--- WRITTEN INSTRUCTION ---
Scan the material below for the string "agisce", and copy every line where it shows up.

• • • • •

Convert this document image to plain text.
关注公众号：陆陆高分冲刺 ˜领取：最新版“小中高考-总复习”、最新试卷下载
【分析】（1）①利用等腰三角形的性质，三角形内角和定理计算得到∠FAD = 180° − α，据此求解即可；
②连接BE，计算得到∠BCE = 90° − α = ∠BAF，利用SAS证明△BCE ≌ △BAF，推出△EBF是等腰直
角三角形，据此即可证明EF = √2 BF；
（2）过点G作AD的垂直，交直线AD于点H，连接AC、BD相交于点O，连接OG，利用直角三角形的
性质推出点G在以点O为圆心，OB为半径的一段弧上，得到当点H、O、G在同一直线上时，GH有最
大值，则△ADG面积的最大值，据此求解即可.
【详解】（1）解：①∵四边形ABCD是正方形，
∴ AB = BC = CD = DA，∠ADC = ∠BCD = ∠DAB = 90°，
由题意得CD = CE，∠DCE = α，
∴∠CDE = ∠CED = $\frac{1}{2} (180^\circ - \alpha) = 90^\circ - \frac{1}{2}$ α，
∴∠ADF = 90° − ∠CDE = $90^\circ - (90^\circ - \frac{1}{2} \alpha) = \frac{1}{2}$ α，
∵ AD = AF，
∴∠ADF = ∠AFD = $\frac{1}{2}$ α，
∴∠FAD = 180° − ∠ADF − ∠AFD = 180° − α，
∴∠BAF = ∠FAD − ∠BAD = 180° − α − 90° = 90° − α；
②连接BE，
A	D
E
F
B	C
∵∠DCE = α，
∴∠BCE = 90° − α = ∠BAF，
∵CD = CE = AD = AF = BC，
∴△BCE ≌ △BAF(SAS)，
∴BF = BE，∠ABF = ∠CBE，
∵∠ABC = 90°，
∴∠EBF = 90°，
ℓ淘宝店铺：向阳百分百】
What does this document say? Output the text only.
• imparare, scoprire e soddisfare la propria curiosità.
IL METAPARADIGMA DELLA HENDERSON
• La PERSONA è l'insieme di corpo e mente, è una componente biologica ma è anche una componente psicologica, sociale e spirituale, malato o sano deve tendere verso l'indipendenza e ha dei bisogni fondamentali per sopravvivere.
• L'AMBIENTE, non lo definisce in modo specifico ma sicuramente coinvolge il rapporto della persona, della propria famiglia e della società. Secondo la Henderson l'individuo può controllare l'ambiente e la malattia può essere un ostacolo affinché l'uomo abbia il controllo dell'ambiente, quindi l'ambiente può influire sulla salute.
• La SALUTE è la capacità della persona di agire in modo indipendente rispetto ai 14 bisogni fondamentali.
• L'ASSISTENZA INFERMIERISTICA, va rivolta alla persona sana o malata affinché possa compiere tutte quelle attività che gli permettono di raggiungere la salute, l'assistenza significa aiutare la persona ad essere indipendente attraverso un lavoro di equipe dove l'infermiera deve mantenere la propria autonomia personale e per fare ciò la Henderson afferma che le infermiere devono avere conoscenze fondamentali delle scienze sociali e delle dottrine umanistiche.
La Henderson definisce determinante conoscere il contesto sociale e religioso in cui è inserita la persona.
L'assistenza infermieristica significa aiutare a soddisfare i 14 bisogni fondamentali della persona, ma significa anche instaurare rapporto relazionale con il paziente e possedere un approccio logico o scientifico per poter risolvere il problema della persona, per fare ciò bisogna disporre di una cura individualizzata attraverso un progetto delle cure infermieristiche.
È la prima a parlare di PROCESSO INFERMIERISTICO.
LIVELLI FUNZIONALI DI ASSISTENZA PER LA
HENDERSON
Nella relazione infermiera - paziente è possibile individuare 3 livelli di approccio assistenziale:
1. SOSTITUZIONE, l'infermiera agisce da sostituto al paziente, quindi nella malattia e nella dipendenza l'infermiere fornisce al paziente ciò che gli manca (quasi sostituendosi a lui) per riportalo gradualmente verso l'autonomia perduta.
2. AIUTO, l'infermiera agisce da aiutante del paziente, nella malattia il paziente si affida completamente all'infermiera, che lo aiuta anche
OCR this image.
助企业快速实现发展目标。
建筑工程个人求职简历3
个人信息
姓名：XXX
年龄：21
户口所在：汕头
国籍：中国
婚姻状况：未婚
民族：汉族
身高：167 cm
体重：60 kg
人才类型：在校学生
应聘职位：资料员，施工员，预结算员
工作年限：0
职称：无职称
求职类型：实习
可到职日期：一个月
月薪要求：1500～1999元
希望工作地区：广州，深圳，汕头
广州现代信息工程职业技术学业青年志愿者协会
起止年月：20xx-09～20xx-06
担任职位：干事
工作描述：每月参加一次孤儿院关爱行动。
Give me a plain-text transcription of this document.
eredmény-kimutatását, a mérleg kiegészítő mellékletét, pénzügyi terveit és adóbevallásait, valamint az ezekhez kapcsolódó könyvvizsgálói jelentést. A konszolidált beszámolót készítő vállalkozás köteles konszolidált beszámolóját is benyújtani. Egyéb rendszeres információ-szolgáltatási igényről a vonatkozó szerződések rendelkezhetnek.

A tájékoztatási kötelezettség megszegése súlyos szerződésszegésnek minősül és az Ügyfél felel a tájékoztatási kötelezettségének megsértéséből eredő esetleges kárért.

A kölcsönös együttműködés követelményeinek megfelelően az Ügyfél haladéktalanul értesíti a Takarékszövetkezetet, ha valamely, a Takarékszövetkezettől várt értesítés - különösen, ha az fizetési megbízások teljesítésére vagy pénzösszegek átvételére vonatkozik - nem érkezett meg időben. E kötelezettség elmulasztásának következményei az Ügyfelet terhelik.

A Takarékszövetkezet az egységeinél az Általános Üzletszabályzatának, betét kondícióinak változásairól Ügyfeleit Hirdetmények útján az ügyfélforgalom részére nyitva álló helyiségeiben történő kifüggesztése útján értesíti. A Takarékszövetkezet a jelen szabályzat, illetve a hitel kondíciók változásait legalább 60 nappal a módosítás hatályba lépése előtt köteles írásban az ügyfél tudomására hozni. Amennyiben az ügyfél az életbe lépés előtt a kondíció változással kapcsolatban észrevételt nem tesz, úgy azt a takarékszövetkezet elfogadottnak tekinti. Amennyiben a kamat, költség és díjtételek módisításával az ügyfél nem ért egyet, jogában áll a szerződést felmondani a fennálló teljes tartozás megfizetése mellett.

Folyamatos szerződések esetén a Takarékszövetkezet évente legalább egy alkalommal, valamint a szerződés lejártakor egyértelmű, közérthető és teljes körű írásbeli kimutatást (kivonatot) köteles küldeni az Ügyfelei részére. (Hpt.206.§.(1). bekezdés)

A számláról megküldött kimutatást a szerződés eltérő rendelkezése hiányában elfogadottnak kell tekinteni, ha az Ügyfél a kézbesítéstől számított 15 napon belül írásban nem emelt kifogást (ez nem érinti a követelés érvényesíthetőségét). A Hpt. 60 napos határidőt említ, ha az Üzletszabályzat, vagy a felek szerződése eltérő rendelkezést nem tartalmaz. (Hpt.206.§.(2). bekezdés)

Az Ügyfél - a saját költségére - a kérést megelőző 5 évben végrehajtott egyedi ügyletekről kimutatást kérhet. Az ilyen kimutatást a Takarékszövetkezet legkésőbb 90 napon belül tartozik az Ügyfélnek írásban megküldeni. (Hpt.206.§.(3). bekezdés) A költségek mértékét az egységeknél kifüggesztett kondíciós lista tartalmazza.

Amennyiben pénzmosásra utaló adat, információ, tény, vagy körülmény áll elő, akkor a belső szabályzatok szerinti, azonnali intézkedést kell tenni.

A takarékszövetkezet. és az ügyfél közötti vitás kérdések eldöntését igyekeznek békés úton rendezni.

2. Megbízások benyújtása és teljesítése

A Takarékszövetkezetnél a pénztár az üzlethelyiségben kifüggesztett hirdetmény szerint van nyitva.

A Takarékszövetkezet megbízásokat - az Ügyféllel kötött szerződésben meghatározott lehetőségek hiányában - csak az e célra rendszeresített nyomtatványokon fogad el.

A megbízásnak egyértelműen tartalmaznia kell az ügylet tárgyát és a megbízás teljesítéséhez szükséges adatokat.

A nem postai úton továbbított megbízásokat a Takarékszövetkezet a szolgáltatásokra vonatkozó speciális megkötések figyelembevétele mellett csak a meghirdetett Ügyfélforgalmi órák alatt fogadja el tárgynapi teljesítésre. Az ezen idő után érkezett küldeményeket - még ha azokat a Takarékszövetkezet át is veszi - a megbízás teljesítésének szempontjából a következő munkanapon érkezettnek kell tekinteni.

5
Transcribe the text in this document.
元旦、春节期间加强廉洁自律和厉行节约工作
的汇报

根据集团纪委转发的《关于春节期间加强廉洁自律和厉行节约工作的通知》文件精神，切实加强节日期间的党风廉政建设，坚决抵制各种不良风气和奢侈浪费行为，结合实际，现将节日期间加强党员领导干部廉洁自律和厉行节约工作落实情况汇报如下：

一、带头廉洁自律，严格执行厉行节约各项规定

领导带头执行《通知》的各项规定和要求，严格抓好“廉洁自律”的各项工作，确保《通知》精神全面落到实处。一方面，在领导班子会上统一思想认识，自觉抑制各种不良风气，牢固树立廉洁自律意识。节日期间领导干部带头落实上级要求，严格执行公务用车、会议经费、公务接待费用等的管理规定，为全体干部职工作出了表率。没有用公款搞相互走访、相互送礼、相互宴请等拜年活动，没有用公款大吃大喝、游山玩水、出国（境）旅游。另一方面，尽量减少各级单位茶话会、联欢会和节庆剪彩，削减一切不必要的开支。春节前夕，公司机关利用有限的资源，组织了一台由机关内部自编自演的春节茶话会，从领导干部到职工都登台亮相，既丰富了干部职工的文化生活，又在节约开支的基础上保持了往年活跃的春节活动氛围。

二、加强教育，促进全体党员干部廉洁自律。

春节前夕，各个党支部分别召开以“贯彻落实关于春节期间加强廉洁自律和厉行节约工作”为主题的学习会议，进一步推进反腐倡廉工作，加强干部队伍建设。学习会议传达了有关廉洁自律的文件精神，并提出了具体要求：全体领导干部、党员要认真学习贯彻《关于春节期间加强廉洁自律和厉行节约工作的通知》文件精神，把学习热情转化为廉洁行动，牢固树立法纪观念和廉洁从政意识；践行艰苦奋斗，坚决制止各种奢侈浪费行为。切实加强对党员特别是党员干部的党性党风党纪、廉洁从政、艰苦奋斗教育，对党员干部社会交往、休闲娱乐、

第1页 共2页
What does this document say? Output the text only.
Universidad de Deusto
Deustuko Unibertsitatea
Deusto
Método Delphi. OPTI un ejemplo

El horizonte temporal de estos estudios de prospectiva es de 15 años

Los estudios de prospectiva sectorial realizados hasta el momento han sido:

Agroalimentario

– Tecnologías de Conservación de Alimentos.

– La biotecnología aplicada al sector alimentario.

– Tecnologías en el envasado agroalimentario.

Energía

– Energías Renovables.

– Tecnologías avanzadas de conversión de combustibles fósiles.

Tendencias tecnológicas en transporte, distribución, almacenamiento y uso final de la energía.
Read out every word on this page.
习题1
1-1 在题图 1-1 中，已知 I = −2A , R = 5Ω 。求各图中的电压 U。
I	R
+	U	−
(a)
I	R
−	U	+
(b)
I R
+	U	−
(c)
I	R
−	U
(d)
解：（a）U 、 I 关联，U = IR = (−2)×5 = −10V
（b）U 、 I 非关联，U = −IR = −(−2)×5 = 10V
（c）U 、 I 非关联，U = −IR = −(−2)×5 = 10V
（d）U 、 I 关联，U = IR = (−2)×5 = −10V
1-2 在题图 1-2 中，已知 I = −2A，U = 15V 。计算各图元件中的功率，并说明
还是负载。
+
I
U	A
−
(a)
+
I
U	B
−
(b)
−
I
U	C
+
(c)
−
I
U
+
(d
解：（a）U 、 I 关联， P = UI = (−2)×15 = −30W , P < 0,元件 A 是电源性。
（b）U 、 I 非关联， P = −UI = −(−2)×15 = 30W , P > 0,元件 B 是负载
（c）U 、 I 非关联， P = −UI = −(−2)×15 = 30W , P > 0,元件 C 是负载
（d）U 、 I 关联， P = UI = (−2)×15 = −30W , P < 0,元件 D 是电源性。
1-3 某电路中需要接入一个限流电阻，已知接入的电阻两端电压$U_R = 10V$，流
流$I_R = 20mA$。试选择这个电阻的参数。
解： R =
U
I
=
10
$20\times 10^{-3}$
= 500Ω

• • • • •

--- ANSWER IN FULL ---
1. SOSTITUZIONE, l'infermiera agisce da sostituto al paziente, quindi nella malattia e nella dipendenza l'infermiere fornisce al paziente ciò che gli manca (quasi sostituendosi a lui) per riportalo gradualmente verso l'autonomia perduta.
2. AIUTO, l'infermiera agisce da aiutante del paziente, nella malattia il paziente si affida completamente all'infermiera, che lo aiuta anche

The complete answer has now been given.